What you should do
Among the entries below, find the lines with "cases" and copy them.

━━━

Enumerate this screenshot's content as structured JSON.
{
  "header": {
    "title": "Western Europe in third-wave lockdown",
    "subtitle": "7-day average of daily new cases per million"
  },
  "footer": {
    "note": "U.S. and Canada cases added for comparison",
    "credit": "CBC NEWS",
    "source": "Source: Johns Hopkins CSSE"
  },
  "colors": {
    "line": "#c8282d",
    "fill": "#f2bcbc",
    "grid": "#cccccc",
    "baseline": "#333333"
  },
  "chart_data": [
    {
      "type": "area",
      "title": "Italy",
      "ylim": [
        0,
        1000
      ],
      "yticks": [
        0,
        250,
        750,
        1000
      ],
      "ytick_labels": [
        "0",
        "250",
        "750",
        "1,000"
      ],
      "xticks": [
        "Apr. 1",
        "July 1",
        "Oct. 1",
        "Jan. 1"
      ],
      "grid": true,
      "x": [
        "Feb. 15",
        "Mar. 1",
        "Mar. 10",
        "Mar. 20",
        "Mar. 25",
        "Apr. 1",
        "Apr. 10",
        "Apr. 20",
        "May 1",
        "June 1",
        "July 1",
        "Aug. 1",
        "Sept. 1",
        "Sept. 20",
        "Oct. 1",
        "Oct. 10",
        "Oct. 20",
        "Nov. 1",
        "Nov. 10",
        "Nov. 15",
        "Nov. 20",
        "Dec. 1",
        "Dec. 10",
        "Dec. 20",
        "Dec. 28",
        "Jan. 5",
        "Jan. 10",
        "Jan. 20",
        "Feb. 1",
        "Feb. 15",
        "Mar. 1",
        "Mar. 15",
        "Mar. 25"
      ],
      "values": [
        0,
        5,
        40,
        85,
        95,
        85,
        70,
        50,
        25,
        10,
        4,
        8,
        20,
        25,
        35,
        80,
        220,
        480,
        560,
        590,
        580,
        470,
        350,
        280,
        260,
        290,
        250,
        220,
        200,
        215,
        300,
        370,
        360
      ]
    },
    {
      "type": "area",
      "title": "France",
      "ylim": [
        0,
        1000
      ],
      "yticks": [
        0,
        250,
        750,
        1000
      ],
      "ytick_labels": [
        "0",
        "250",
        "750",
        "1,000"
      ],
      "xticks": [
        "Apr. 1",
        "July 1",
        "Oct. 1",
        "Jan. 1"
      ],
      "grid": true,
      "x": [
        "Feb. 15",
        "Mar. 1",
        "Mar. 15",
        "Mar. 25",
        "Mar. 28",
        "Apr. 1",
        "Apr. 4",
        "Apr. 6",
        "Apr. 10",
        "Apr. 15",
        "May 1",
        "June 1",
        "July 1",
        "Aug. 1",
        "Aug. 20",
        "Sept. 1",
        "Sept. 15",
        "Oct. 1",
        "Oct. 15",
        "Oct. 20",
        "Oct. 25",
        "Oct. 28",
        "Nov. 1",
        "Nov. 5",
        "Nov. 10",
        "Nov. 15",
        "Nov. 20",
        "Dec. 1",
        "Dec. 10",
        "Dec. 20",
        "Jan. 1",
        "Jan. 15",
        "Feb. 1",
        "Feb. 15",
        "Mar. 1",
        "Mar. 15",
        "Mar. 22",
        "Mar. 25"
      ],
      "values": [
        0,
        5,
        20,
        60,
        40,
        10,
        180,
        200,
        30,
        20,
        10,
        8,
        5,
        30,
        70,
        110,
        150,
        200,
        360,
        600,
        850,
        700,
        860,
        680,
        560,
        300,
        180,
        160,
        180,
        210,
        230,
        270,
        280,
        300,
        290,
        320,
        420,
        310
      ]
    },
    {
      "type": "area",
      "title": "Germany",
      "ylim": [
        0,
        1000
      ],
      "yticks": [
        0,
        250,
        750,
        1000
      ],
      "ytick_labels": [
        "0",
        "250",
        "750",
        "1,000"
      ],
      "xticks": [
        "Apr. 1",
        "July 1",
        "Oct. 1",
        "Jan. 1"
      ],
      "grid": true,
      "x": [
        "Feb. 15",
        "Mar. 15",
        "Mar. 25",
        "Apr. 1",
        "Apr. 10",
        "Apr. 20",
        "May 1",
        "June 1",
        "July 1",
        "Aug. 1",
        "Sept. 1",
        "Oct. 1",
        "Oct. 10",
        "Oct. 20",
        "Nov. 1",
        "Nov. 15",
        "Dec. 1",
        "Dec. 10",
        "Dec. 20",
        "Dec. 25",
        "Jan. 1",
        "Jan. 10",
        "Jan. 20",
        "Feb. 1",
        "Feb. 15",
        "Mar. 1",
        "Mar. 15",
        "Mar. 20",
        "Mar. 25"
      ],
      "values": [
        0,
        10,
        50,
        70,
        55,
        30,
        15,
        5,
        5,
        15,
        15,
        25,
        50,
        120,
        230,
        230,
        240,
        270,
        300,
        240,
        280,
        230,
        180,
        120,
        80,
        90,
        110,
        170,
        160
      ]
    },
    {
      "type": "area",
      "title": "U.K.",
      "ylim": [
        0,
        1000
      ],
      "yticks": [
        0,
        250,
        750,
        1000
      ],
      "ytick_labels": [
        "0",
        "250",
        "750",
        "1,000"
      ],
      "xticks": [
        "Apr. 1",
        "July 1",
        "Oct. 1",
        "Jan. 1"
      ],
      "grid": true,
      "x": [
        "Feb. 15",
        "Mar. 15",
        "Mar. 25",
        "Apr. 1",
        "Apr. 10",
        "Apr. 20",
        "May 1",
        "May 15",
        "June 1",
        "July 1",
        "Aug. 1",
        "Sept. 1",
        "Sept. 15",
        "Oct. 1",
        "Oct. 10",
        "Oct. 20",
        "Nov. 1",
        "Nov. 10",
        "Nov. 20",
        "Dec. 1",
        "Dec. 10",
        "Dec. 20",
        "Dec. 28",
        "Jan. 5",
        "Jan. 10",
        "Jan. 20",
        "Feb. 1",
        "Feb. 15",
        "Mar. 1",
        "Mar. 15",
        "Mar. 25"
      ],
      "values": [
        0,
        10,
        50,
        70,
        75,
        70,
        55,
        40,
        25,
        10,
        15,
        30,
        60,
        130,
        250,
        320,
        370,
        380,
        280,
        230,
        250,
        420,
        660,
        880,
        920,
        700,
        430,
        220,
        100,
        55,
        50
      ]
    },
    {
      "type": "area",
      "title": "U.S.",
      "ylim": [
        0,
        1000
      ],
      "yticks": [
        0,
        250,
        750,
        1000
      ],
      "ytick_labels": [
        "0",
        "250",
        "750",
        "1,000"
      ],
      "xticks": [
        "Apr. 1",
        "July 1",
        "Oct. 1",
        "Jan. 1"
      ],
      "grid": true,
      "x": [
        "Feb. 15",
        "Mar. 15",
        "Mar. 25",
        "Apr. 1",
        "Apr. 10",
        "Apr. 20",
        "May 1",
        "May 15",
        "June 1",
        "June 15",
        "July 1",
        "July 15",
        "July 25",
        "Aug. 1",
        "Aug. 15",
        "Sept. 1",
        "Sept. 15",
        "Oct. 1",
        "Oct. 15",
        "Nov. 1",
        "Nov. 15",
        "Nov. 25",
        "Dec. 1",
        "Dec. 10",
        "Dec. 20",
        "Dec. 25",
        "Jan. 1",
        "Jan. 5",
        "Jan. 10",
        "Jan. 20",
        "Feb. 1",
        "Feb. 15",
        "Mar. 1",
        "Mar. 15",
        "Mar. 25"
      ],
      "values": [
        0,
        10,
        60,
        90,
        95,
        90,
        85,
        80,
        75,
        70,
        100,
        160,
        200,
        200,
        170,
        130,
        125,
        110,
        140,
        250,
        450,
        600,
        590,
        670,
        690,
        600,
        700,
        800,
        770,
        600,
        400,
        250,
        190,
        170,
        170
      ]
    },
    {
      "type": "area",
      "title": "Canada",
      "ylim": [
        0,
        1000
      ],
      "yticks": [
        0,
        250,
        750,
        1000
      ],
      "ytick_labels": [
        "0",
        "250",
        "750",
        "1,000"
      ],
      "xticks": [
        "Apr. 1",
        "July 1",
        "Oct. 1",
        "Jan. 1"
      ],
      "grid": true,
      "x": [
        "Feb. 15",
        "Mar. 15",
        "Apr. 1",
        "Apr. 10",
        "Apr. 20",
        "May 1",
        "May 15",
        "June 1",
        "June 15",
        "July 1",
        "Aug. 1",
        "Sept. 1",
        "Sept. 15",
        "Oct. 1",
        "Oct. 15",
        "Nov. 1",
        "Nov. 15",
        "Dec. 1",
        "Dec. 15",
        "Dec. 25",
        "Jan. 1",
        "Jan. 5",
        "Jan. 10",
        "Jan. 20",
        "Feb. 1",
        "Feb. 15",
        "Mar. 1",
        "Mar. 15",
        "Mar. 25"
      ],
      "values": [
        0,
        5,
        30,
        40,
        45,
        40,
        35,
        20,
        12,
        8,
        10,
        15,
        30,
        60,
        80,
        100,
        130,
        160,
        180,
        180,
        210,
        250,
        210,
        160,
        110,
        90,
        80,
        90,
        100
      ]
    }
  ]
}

━━━

Answer to this task
    "subtitle": "7-day average of daily new cases per million"
    "note": "U.S. and Canada cases added for comparison",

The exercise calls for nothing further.